[WRITTEN REQUEST] Without skipping anything, write out each record below exactly.

(Data records)
-=-=-=-=-

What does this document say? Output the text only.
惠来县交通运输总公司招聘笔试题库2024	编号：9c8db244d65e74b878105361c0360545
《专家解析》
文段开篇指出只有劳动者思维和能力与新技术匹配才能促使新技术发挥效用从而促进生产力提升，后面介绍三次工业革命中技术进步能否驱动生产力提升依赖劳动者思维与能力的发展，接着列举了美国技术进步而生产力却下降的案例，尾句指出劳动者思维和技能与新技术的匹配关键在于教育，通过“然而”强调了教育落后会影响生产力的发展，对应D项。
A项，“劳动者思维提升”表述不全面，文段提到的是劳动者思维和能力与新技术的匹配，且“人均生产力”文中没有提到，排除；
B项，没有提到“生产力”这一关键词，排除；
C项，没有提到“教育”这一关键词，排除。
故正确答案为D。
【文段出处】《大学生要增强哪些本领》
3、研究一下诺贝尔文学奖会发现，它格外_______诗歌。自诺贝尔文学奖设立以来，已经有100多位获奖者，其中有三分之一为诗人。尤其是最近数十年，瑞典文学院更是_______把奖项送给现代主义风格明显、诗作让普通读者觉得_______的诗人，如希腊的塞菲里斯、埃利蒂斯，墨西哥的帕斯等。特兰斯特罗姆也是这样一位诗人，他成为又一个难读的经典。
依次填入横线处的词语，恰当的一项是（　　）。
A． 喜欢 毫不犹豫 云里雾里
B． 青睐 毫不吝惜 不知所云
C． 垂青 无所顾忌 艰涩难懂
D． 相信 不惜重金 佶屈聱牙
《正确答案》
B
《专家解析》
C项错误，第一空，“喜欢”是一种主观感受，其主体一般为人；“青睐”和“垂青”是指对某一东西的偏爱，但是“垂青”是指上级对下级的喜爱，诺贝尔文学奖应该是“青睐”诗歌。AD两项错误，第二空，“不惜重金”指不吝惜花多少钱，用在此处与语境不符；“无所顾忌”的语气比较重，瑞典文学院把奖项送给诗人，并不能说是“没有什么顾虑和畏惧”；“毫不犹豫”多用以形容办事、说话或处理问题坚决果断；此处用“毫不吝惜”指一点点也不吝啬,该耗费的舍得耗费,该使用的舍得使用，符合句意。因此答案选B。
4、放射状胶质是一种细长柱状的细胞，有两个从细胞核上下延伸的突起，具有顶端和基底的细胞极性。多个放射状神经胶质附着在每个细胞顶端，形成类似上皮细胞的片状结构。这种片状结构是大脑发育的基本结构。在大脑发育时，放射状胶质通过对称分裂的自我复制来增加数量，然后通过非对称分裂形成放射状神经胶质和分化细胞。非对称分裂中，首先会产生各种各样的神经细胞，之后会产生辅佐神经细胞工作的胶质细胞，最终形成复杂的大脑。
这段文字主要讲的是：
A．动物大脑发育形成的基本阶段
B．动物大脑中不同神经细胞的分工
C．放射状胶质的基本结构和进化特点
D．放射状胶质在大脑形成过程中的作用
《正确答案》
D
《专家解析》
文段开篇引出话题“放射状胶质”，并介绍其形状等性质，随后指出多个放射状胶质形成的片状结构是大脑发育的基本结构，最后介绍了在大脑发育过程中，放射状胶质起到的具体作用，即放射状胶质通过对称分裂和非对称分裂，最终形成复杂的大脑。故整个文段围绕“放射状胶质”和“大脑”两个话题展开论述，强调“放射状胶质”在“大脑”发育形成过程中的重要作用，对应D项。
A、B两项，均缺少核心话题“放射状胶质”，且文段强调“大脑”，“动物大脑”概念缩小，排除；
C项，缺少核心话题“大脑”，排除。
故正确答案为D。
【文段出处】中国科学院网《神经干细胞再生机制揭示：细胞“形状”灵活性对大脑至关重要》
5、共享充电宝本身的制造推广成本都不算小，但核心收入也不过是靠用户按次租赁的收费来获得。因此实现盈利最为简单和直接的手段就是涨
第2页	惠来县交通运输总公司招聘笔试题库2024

-=-=-=-=-

[EXERCISE SOLUTION]
What does this document say? Output the text only.
惠来县交通运输总公司招聘笔试题库2024	编号：9c8db244d65e74b878105361c0360545
《专家解析》
文段开篇指出只有劳动者思维和能力与新技术匹配才能促使新技术发挥效用从而促进生产力提升，后面介绍三次工业革命中技术进步能否驱动生产力提升依赖劳动者思维与能力的发展，接着列举了美国技术进步而生产力却下降的案例，尾句指出劳动者思维和技能与新技术的匹配关键在于教育，通过“然而”强调了教育落后会影响生产力的发展，对应D项。
A项，“劳动者思维提升”表述不全面，文段提到的是劳动者思维和能力与新技术的匹配，且“人均生产力”文中没有提到，排除；
B项，没有提到“生产力”这一关键词，排除；
C项，没有提到“教育”这一关键词，排除。
故正确答案为D。
【文段出处】《大学生要增强哪些本领》
3、研究一下诺贝尔文学奖会发现，它格外_______诗歌。自诺贝尔文学奖设立以来，已经有100多位获奖者，其中有三分之一为诗人。尤其是最近数十年，瑞典文学院更是_______把奖项送给现代主义风格明显、诗作让普通读者觉得_______的诗人，如希腊的塞菲里斯、埃利蒂斯，墨西哥的帕斯等。特兰斯特罗姆也是这样一位诗人，他成为又一个难读的经典。
依次填入横线处的词语，恰当的一项是（　　）。
A． 喜欢 毫不犹豫 云里雾里
B． 青睐 毫不吝惜 不知所云
C． 垂青 无所顾忌 艰涩难懂
D． 相信 不惜重金 佶屈聱牙
《正确答案》
B
《专家解析》
C项错误，第一空，“喜欢”是一种主观感受，其主体一般为人；“青睐”和“垂青”是指对某一东西的偏爱，但是“垂青”是指上级对下级的喜爱，诺贝尔文学奖应该是“青睐”诗歌。AD两项错误，第二空，“不惜重金”指不吝惜花多少钱，用在此处与语境不符；“无所顾忌”的语气比较重，瑞典文学院把奖项送给诗人，并不能说是“没有什么顾虑和畏惧”；“毫不犹豫”多用以形容办事、说话或处理问题坚决果断；此处用“毫不吝惜”指一点点也不吝啬,该耗费的舍得耗费,该使用的舍得使用，符合句意。因此答案选B。
4、放射状胶质是一种细长柱状的细胞，有两个从细胞核上下延伸的突起，具有顶端和基底的细胞极性。多个放射状神经胶质附着在每个细胞顶端，形成类似上皮细胞的片状结构。这种片状结构是大脑发育的基本结构。在大脑发育时，放射状胶质通过对称分裂的自我复制来增加数量，然后通过非对称分裂形成放射状神经胶质和分化细胞。非对称分裂中，首先会产生各种各样的神经细胞，之后会产生辅佐神经细胞工作的胶质细胞，最终形成复杂的大脑。
这段文字主要讲的是：
A．动物大脑发育形成的基本阶段
B．动物大脑中不同神经细胞的分工
C．放射状胶质的基本结构和进化特点
D．放射状胶质在大脑形成过程中的作用
《正确答案》
D
《专家解析》
文段开篇引出话题“放射状胶质”，并介绍其形状等性质，随后指出多个放射状胶质形成的片状结构是大脑发育的基本结构，最后介绍了在大脑发育过程中，放射状胶质起到的具体作用，即放射状胶质通过对称分裂和非对称分裂，最终形成复杂的大脑。故整个文段围绕“放射状胶质”和“大脑”两个话题展开论述，强调“放射状胶质”在“大脑”发育形成过程中的重要作用，对应D项。
A、B两项，均缺少核心话题“放射状胶质”，且文段强调“大脑”，“动物大脑”概念缩小，排除；
C项，缺少核心话题“大脑”，排除。
故正确答案为D。
【文段出处】中国科学院网《神经干细胞再生机制揭示：细胞“形状”灵活性对大脑至关重要》
5、共享充电宝本身的制造推广成本都不算小，但核心收入也不过是靠用户按次租赁的收费来获得。因此实现盈利最为简单和直接的手段就是涨
第2页	惠来县交通运输总公司招聘笔试题库2024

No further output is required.